▶ _Exercise_
Reproduce the lines in the entries below from the one containing "assignee-value[interactable]: Chris Charuhas" through the one containing "stop-progress-button[interactable]: Stop Progress", inclusive.

Listings of boxed layout items
◇ ◇ ◇ ◇
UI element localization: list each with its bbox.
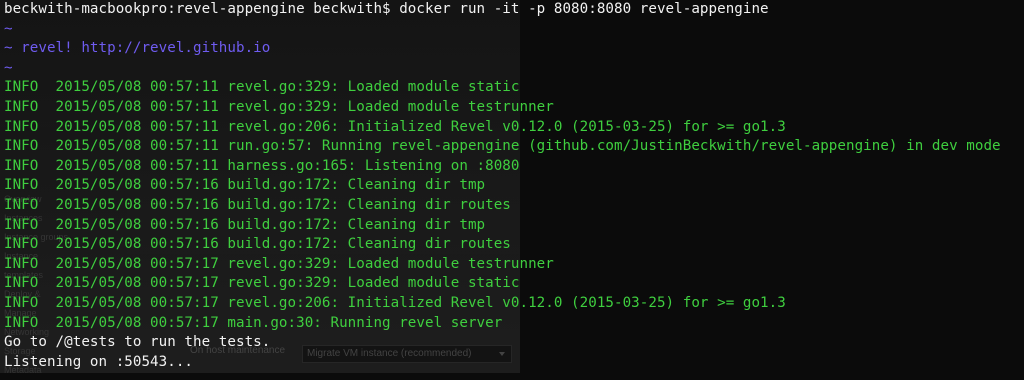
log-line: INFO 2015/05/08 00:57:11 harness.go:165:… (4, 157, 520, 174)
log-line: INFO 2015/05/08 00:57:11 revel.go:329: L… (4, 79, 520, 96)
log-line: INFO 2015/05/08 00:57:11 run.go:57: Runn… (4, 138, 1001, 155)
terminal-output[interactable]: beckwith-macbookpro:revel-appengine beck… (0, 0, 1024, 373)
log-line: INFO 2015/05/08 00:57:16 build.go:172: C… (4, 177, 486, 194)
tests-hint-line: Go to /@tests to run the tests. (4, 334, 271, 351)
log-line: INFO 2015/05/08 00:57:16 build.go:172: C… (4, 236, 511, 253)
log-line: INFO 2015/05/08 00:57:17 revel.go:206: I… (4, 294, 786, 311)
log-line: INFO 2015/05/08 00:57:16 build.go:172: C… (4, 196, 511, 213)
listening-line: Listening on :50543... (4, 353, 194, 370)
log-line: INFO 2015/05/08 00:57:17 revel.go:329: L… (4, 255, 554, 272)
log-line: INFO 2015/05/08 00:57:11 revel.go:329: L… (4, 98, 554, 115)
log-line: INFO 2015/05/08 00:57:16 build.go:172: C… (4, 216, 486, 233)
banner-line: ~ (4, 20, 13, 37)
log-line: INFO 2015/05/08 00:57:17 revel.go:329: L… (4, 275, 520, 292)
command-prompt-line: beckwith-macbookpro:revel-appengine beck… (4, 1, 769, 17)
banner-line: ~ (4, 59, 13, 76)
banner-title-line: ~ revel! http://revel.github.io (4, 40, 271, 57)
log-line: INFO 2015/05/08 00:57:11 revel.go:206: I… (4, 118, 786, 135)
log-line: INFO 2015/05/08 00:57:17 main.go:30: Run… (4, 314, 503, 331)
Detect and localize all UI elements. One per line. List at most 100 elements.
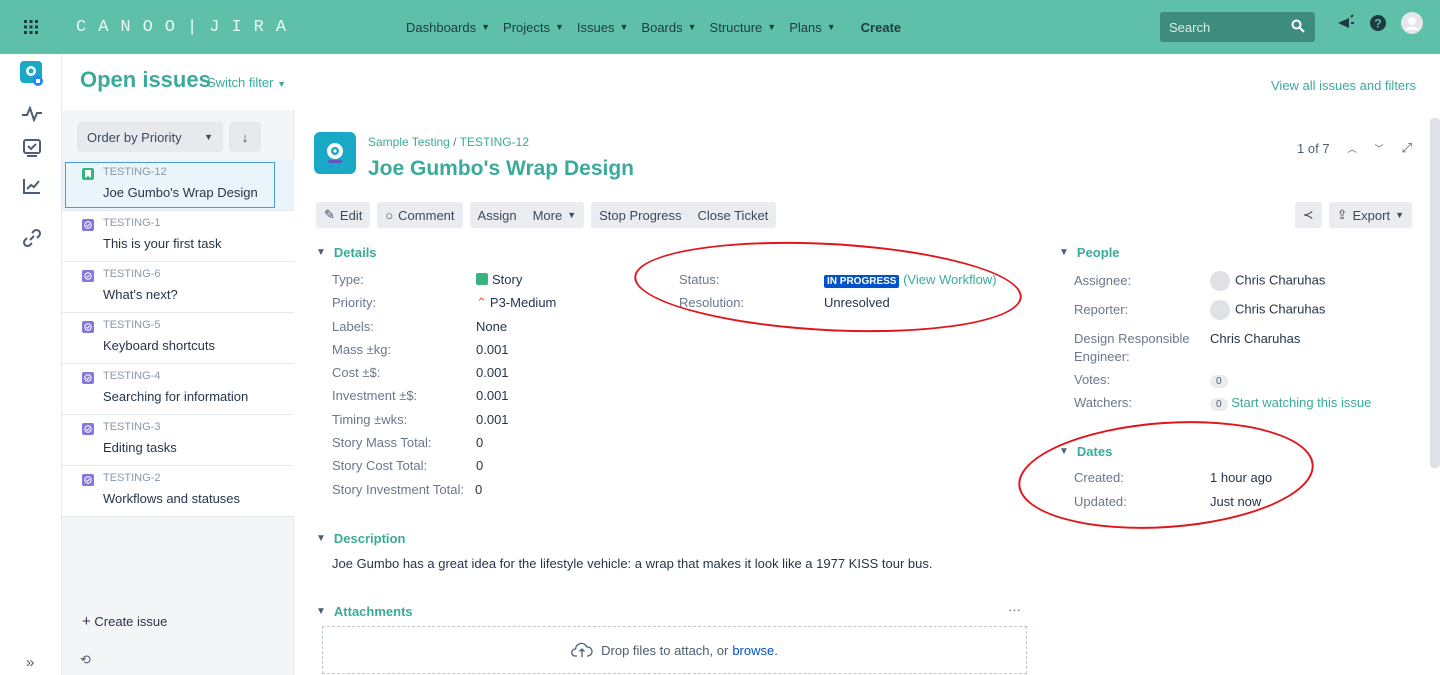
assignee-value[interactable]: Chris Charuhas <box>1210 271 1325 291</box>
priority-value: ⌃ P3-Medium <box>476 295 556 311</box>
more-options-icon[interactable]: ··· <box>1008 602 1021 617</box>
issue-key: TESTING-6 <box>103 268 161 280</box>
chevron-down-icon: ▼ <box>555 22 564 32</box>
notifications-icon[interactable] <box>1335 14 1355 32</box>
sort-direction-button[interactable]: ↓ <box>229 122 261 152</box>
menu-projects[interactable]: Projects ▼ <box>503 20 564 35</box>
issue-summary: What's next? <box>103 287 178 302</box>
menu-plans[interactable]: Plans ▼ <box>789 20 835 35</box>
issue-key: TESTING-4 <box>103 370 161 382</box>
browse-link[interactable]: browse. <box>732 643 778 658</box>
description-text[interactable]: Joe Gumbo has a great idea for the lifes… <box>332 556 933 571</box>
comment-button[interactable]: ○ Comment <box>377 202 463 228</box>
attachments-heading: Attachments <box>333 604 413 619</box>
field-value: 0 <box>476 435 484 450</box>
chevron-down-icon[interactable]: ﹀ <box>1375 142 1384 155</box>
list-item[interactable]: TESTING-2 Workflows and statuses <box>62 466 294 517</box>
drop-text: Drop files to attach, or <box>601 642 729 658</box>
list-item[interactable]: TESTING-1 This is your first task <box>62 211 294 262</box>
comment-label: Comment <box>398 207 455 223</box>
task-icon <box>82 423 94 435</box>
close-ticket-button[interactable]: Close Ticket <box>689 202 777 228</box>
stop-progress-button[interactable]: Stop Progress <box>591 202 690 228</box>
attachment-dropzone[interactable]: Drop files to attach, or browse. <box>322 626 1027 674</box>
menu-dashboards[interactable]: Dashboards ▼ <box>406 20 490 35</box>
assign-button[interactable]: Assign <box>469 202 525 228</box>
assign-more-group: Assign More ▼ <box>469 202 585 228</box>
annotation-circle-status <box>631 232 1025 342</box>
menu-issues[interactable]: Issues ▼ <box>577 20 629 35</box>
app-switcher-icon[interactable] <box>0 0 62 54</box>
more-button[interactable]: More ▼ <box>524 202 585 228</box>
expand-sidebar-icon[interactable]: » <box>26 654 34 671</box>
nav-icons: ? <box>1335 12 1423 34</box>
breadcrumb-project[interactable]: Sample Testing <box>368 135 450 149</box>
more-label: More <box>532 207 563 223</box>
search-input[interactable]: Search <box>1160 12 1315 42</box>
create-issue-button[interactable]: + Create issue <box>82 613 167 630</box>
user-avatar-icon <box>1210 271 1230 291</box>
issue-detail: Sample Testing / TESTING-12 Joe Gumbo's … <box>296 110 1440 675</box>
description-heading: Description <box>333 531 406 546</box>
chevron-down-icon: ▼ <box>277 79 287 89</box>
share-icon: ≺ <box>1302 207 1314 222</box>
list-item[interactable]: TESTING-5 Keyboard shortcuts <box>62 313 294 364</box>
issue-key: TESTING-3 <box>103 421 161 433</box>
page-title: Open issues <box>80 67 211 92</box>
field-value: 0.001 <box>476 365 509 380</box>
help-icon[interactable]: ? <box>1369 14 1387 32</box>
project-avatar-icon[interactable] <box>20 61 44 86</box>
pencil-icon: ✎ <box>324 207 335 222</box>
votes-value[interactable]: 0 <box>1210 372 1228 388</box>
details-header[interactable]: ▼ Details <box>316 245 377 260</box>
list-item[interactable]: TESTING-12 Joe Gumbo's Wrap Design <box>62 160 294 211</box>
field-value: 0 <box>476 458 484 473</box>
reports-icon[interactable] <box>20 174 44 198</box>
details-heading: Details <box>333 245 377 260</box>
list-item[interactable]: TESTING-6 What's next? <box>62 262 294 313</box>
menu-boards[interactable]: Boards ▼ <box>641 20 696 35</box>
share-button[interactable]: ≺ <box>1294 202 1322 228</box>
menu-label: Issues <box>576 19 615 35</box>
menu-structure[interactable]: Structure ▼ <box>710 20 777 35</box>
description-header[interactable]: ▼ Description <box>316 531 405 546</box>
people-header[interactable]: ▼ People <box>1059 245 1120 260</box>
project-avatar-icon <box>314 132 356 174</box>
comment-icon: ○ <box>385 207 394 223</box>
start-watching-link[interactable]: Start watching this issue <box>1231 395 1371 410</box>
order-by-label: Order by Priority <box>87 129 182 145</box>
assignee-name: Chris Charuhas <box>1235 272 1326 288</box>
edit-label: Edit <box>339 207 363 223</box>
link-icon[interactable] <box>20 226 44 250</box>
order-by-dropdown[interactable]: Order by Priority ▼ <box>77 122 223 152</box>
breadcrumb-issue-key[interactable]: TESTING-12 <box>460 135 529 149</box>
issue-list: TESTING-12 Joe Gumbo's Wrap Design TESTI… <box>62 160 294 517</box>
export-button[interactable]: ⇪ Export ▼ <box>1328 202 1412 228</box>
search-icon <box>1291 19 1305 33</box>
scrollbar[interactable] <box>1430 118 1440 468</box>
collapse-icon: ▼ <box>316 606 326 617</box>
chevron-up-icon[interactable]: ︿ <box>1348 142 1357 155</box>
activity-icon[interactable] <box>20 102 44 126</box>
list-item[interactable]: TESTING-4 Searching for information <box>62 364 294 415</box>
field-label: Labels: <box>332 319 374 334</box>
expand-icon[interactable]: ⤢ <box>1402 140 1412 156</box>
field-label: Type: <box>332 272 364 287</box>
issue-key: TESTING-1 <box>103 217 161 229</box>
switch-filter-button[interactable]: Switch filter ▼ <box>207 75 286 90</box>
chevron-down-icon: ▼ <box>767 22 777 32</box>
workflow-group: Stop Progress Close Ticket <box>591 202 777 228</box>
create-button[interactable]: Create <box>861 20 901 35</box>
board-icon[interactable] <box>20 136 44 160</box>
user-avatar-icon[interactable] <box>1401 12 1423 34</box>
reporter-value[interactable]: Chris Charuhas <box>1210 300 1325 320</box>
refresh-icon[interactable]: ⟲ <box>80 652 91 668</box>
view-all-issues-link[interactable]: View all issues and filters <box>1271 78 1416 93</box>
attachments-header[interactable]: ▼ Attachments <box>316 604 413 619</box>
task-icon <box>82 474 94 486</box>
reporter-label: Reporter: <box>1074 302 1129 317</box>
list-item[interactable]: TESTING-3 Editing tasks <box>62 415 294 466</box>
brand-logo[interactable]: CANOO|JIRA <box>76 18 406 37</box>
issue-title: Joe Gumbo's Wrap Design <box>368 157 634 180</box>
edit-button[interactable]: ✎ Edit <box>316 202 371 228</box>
◇ ◇ ◇ ◇
▶ _Solution for this task_
assignee-value[interactable]: Chris Charuhas <box>1210 271 1325 291</box>
priority-value: ⌃ P3-Medium <box>476 295 556 311</box>
more-options-icon[interactable]: ··· <box>1008 602 1021 617</box>
issue-key: TESTING-6 <box>103 268 161 280</box>
chevron-down-icon: ▼ <box>555 22 564 32</box>
notifications-icon[interactable] <box>1335 14 1355 32</box>
sort-direction-button[interactable]: ↓ <box>229 122 261 152</box>
menu-projects[interactable]: Projects ▼ <box>503 20 564 35</box>
issue-summary: What's next? <box>103 287 178 302</box>
menu-plans[interactable]: Plans ▼ <box>789 20 835 35</box>
issue-key: TESTING-4 <box>103 370 161 382</box>
browse-link[interactable]: browse. <box>732 643 778 658</box>
description-text[interactable]: Joe Gumbo has a great idea for the lifes… <box>332 556 933 571</box>
comment-button[interactable]: ○ Comment <box>377 202 463 228</box>
attachments-heading: Attachments <box>333 604 413 619</box>
field-value: 0 <box>476 435 484 450</box>
chevron-down-icon[interactable]: ﹀ <box>1375 142 1384 155</box>
list-item[interactable]: TESTING-2 Workflows and statuses <box>62 466 294 517</box>
drop-text: Drop files to attach, or <box>601 642 729 658</box>
list-item[interactable]: TESTING-1 This is your first task <box>62 211 294 262</box>
comment-label: Comment <box>398 207 455 223</box>
task-icon <box>82 423 94 435</box>
close-ticket-button[interactable]: Close Ticket <box>689 202 777 228</box>
stop-progress-button[interactable]: Stop Progress <box>591 202 690 228</box>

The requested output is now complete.